TEXT:

* * *

The company's flagship advisory, Cabot Growth Investor (formerly Cabot Market Letter), was first published on October 12, 1970, out of the home of Carlton Lutts Jr. Now edited by Michael Cintolo, it is considered a successful veteran newsletter. Most recently, it distinguished itself by anticipating the 2008 recession and then catching the subsequent rebound. The letter leads the other Cabot advisories for most awards, with accolades from Timer Digest, Hulbert Financial Digest and the Specialized Information Publishers Foundation.

== Products/services ==

Cabot produces numerous other paid subscription newsletters that reflect various investment styles: Cabot Stock of the Week, Cabot Top Ten Trader, Cabot Small-Cap Confidential, Cabot Dividend Investor, Cabot Options Trader, Cabot Growth Investor, Cabot Undervalued Stocks Advisor, Cabot SX Cannabis Advisor and others, both of which were acquired from founding publisher Dick Davis in 2008. The company also publishes a free e-newsletter, Cabot Wealth Daily and a number of reports.

Cabot's newsletters are researched and written by a staff of financial analysts who are cited and interviewed by major news outlets about market trends and current topics such as electric cars and the Chinese economy.

* * *

Document layout analysis data
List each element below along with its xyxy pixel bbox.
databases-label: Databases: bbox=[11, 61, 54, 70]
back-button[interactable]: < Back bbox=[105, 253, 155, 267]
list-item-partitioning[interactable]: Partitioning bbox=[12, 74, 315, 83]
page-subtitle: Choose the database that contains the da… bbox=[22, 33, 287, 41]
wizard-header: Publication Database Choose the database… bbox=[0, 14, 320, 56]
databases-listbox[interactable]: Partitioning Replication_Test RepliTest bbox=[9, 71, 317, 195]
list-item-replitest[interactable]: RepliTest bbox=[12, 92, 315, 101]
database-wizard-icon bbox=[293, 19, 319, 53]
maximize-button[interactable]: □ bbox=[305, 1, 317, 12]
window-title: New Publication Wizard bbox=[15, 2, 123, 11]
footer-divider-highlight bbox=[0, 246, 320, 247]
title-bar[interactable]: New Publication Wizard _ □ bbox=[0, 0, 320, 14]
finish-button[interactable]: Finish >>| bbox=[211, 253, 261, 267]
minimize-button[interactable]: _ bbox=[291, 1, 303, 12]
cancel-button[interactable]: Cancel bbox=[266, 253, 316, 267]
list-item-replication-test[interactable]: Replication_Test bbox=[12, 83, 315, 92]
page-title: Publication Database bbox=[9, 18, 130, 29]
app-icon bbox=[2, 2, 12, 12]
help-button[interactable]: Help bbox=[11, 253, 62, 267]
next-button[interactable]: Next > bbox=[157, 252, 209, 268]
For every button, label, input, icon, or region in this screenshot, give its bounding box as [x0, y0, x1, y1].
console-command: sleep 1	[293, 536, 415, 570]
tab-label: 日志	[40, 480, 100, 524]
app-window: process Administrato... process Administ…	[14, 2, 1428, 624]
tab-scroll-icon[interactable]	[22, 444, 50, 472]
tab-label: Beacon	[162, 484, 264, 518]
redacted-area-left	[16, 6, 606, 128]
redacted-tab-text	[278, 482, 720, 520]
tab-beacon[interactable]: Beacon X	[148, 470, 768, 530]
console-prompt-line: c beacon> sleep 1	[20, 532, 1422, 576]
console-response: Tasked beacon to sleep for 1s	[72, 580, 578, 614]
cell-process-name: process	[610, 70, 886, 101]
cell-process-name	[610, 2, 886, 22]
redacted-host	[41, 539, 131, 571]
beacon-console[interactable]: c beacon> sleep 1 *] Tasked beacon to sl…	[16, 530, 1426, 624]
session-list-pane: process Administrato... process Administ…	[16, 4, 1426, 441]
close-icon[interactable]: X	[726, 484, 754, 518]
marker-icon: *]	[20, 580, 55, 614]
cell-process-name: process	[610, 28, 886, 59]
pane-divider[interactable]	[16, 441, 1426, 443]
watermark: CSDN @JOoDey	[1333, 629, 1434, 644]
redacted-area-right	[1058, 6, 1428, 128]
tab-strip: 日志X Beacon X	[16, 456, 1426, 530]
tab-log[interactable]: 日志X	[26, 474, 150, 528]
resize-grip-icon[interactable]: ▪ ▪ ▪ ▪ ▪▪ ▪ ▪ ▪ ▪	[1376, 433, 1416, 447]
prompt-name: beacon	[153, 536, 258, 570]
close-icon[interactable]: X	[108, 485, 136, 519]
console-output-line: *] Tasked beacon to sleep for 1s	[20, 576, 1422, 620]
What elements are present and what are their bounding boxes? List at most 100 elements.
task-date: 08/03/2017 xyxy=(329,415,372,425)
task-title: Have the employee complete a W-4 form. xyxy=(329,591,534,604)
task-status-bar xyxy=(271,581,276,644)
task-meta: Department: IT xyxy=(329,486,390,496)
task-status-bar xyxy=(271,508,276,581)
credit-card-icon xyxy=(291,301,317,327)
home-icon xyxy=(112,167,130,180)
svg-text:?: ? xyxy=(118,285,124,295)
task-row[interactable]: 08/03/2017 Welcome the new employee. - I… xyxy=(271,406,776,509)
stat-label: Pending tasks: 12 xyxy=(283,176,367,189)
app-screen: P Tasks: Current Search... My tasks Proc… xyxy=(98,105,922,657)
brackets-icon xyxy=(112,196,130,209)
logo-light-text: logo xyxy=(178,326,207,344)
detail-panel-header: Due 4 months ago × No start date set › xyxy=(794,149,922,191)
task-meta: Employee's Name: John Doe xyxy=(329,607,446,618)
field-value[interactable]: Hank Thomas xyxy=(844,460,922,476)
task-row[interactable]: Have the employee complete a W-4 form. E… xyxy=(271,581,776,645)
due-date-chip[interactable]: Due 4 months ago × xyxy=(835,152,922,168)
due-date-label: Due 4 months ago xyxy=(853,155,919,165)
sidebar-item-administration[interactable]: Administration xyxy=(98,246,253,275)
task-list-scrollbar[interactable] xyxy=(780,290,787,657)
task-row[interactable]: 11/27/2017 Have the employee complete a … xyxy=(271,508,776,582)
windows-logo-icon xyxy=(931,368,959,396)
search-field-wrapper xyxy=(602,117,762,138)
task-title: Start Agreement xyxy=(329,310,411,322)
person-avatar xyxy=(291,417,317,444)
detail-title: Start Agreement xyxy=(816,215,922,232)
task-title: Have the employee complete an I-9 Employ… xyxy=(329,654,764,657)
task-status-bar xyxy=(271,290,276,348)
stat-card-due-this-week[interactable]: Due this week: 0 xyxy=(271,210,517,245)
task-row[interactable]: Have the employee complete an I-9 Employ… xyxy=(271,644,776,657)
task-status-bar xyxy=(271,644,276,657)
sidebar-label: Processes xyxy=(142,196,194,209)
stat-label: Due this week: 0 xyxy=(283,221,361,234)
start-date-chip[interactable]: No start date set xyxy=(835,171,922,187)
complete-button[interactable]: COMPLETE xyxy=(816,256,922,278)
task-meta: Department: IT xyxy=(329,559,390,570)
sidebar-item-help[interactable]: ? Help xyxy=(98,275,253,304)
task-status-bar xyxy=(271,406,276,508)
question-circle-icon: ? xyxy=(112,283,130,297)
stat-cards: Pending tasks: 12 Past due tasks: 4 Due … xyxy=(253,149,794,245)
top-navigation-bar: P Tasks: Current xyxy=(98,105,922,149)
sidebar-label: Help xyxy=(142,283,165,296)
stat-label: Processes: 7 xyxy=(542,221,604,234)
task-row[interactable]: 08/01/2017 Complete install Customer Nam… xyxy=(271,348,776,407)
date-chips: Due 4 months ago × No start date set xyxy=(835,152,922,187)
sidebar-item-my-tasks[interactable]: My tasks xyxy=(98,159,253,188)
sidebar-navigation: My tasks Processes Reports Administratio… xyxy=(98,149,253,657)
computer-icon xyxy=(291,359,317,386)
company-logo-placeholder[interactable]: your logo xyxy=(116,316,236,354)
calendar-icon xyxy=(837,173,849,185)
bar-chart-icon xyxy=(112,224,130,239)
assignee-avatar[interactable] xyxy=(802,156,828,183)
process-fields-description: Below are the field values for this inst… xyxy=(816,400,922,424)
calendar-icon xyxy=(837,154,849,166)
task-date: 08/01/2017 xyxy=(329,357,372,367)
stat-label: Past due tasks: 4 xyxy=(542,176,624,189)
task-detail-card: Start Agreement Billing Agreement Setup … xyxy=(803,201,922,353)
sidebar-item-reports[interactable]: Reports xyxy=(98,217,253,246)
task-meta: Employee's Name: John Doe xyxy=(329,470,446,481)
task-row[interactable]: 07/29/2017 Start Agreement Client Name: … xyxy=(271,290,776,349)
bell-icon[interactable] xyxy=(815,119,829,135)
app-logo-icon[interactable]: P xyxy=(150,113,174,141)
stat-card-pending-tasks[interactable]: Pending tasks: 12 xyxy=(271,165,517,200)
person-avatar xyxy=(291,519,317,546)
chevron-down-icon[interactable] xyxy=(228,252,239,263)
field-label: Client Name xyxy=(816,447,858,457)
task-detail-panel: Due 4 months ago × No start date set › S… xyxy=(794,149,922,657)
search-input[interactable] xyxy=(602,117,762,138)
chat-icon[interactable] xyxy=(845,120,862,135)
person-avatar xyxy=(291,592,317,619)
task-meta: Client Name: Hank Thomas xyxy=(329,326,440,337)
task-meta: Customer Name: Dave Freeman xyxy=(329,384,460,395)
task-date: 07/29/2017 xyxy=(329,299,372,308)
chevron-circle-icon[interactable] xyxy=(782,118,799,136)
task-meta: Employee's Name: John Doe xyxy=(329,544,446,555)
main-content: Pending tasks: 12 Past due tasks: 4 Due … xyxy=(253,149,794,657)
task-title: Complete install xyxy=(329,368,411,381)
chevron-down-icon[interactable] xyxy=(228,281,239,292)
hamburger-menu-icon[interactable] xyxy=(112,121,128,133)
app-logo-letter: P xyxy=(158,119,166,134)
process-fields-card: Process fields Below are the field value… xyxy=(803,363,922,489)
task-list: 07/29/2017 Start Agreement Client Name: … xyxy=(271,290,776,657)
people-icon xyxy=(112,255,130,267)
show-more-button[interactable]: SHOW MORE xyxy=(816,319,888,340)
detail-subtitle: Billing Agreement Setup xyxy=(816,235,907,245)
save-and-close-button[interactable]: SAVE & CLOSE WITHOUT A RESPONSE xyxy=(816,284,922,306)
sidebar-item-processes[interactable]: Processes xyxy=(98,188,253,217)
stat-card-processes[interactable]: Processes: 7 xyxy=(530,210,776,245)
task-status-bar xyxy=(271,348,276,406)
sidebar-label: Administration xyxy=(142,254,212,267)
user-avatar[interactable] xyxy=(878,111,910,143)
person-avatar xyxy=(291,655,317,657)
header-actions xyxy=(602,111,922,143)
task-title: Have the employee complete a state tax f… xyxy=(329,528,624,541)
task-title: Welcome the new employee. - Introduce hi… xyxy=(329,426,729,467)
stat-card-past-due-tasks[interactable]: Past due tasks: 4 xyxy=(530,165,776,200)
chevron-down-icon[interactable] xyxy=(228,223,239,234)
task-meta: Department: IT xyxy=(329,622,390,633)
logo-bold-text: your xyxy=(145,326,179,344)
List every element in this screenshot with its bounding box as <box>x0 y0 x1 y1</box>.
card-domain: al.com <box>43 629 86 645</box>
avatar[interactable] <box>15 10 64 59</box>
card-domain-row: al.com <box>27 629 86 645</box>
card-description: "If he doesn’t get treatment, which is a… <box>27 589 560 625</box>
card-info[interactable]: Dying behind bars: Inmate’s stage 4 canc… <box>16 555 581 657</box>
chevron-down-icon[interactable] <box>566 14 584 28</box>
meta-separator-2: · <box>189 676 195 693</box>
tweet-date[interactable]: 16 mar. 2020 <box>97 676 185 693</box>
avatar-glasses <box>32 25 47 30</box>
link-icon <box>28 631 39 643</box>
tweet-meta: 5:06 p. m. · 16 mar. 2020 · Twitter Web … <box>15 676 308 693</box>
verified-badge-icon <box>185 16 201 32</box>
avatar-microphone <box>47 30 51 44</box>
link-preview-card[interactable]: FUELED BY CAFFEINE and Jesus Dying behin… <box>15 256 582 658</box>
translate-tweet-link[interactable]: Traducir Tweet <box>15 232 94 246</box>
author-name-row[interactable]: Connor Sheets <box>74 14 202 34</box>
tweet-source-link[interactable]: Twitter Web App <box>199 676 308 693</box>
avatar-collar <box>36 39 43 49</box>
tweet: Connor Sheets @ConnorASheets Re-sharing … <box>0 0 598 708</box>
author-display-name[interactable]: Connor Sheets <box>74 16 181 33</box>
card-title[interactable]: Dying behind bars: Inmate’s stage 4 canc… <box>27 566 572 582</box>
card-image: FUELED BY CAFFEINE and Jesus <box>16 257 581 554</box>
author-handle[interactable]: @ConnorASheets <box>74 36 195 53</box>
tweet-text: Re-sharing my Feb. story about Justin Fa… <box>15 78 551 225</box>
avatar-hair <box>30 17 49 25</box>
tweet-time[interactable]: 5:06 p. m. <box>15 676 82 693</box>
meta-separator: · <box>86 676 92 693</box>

* * *

ACTION ITEM A:
Name every source of the accolades that the text about Cabot credits to Cabot Growth Investor.
ACTION ITEM B:
Reproduce the part of the text about Cabot that opens with the words containing "Cabot's newsletters are" and closes with "the Chinese economy.".

ANSWER AREA A:
Timer Digest
Hulbert Financial Digest
Specialized Information Publishers Foundation

ANSWER AREA B:
Cabot's newsletters are researched and written by a staff of financial analysts who are cited and interviewed by major news outlets about market trends and current topics such as electric cars and the Chinese economy.